# Description of the task:
Each line in the entries below that holds the string "type" is to be listed.

(Dataset rows)
+--

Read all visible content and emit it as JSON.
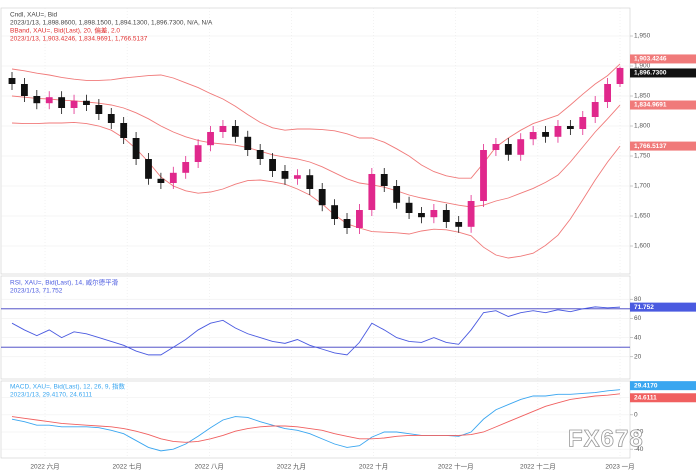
{
  "watermark": "FX678",
  "chart_data": [
    {
      "type": "candlestick",
      "legend": [
        "Cndl, XAU=, Bid",
        "2023/1/13, 1,898.8600, 1,898.1500, 1,894.1300, 1,896.7300, N/A, N/A",
        "BBand, XAU=, Bid(Last), 20, 偏差, 2.0",
        "2023/1/13, 1,903.4246, 1,834.9691, 1,766.5137"
      ],
      "x_labels": [
        "2022 六月",
        "2022 七月",
        "2022 八月",
        "2022 九月",
        "2022 十月",
        "2022 十一月",
        "2022 十二月",
        "2023 一月"
      ],
      "up_color": "#e0288c",
      "down_color": "#111111",
      "band_color": "#f07a7a",
      "open": [
        1880,
        1870,
        1850,
        1838,
        1848,
        1830,
        1842,
        1835,
        1820,
        1805,
        1780,
        1745,
        1712,
        1705,
        1722,
        1740,
        1768,
        1790,
        1800,
        1782,
        1760,
        1745,
        1725,
        1712,
        1718,
        1695,
        1668,
        1645,
        1630,
        1660,
        1720,
        1700,
        1672,
        1655,
        1648,
        1660,
        1640,
        1632,
        1675,
        1760,
        1770,
        1752,
        1778,
        1790,
        1782,
        1800,
        1795,
        1815,
        1840,
        1870
      ],
      "high": [
        1890,
        1880,
        1860,
        1858,
        1858,
        1852,
        1852,
        1845,
        1830,
        1815,
        1790,
        1755,
        1722,
        1732,
        1750,
        1778,
        1800,
        1810,
        1810,
        1792,
        1770,
        1755,
        1735,
        1728,
        1728,
        1705,
        1678,
        1655,
        1670,
        1730,
        1730,
        1710,
        1682,
        1665,
        1670,
        1670,
        1650,
        1685,
        1770,
        1780,
        1780,
        1788,
        1800,
        1800,
        1810,
        1810,
        1825,
        1850,
        1880,
        1898.86
      ],
      "low": [
        1860,
        1840,
        1828,
        1828,
        1820,
        1820,
        1825,
        1810,
        1795,
        1770,
        1735,
        1702,
        1695,
        1695,
        1712,
        1730,
        1758,
        1780,
        1772,
        1750,
        1735,
        1715,
        1702,
        1702,
        1685,
        1658,
        1635,
        1620,
        1620,
        1650,
        1690,
        1662,
        1645,
        1638,
        1638,
        1630,
        1622,
        1622,
        1665,
        1750,
        1742,
        1742,
        1768,
        1772,
        1772,
        1785,
        1785,
        1805,
        1830,
        1865
      ],
      "close": [
        1870,
        1850,
        1838,
        1848,
        1830,
        1842,
        1835,
        1820,
        1805,
        1780,
        1745,
        1712,
        1705,
        1722,
        1740,
        1768,
        1790,
        1800,
        1782,
        1760,
        1745,
        1725,
        1712,
        1718,
        1695,
        1668,
        1645,
        1630,
        1660,
        1720,
        1700,
        1672,
        1655,
        1648,
        1660,
        1640,
        1632,
        1675,
        1760,
        1770,
        1752,
        1778,
        1790,
        1782,
        1800,
        1795,
        1815,
        1840,
        1870,
        1896.73
      ],
      "upper": [
        1895,
        1892,
        1888,
        1885,
        1881,
        1878,
        1876,
        1876,
        1877,
        1880,
        1882,
        1884,
        1885,
        1880,
        1872,
        1864,
        1854,
        1845,
        1833,
        1819,
        1806,
        1797,
        1793,
        1795,
        1795,
        1794,
        1792,
        1787,
        1780,
        1780,
        1773,
        1762,
        1750,
        1735,
        1724,
        1717,
        1713,
        1713,
        1738,
        1765,
        1780,
        1793,
        1804,
        1811,
        1818,
        1835,
        1853,
        1870,
        1884,
        1903.4246
      ],
      "middle": [
        1850,
        1848,
        1846,
        1845,
        1843,
        1842,
        1840,
        1838,
        1835,
        1830,
        1822,
        1812,
        1800,
        1790,
        1782,
        1776,
        1772,
        1770,
        1768,
        1764,
        1758,
        1752,
        1748,
        1745,
        1740,
        1732,
        1722,
        1712,
        1705,
        1702,
        1698,
        1692,
        1685,
        1680,
        1676,
        1672,
        1668,
        1665,
        1668,
        1675,
        1680,
        1688,
        1696,
        1706,
        1718,
        1740,
        1765,
        1790,
        1812,
        1834.9691
      ],
      "lower": [
        1805,
        1804,
        1804,
        1805,
        1805,
        1806,
        1804,
        1800,
        1793,
        1780,
        1762,
        1740,
        1715,
        1700,
        1692,
        1688,
        1690,
        1695,
        1703,
        1709,
        1710,
        1707,
        1703,
        1695,
        1685,
        1670,
        1652,
        1637,
        1630,
        1624,
        1623,
        1622,
        1620,
        1625,
        1628,
        1627,
        1623,
        1617,
        1598,
        1585,
        1580,
        1583,
        1588,
        1601,
        1618,
        1645,
        1677,
        1710,
        1740,
        1766.5137
      ],
      "value_labels": {
        "close": "1,896.7300",
        "upper": "1,903.4246",
        "middle": "1,834.9691",
        "lower": "1,766.5137"
      },
      "ylim": [
        1560,
        1990
      ],
      "yticks": [
        {
          "value": 1600,
          "label": "1,600"
        },
        {
          "value": 1650,
          "label": "1,650"
        },
        {
          "value": 1700,
          "label": "1,700"
        },
        {
          "value": 1750,
          "label": "1,750"
        },
        {
          "value": 1800,
          "label": "1,800"
        },
        {
          "value": 1850,
          "label": "1,850"
        },
        {
          "value": 1900,
          "label": "1,900"
        },
        {
          "value": 1950,
          "label": "1,950"
        }
      ]
    },
    {
      "type": "rsi",
      "legend": [
        "RSI, XAU=, Bid(Last), 14, 威尔德平滑",
        "2023/1/13, 71.752"
      ],
      "color": "#4a5ae0",
      "level_color": "#3a3ac0",
      "values": [
        55,
        48,
        42,
        48,
        40,
        46,
        44,
        40,
        36,
        32,
        26,
        22,
        22,
        30,
        38,
        48,
        55,
        58,
        50,
        44,
        40,
        36,
        34,
        38,
        32,
        28,
        24,
        22,
        35,
        55,
        48,
        40,
        36,
        35,
        40,
        35,
        33,
        48,
        66,
        68,
        62,
        66,
        68,
        66,
        69,
        67,
        70,
        72,
        71,
        71.752
      ],
      "value_label": "71.752",
      "levels": [
        30,
        70
      ],
      "ylim": [
        0,
        100
      ],
      "yticks": [
        20,
        40,
        60,
        80
      ]
    },
    {
      "type": "macd",
      "legend": [
        "MACD, XAU=, Bid(Last), 12, 26, 9, 指数",
        "2023/1/13, 29.4170, 24.6111"
      ],
      "series": [
        {
          "color": "#3aa6f0",
          "value_label": "29.4170",
          "values": [
            -5,
            -8,
            -12,
            -12,
            -14,
            -14,
            -14,
            -15,
            -18,
            -22,
            -30,
            -38,
            -42,
            -40,
            -34,
            -25,
            -15,
            -6,
            -2,
            -3,
            -8,
            -12,
            -16,
            -18,
            -22,
            -28,
            -34,
            -38,
            -36,
            -26,
            -20,
            -20,
            -22,
            -24,
            -24,
            -24,
            -25,
            -20,
            -5,
            6,
            12,
            18,
            22,
            22,
            24,
            24,
            25,
            26,
            28,
            29.417
          ]
        },
        {
          "color": "#f06060",
          "value_label": "24.6111",
          "values": [
            -2,
            -4,
            -6,
            -8,
            -10,
            -11,
            -12,
            -13,
            -14,
            -16,
            -19,
            -23,
            -28,
            -31,
            -32,
            -31,
            -28,
            -24,
            -19,
            -16,
            -14,
            -13,
            -13,
            -14,
            -16,
            -18,
            -22,
            -25,
            -28,
            -28,
            -27,
            -25,
            -24,
            -24,
            -24,
            -24,
            -24,
            -23,
            -20,
            -14,
            -8,
            -2,
            4,
            10,
            14,
            18,
            20,
            22,
            23,
            24.611
          ]
        }
      ],
      "ylim": [
        -48,
        36
      ],
      "yticks": [
        -40,
        -20,
        0,
        20
      ]
    }
  ]
}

+--

# Reply to the task:
      "type": "candlestick",
      "type": "rsi",
      "type": "macd",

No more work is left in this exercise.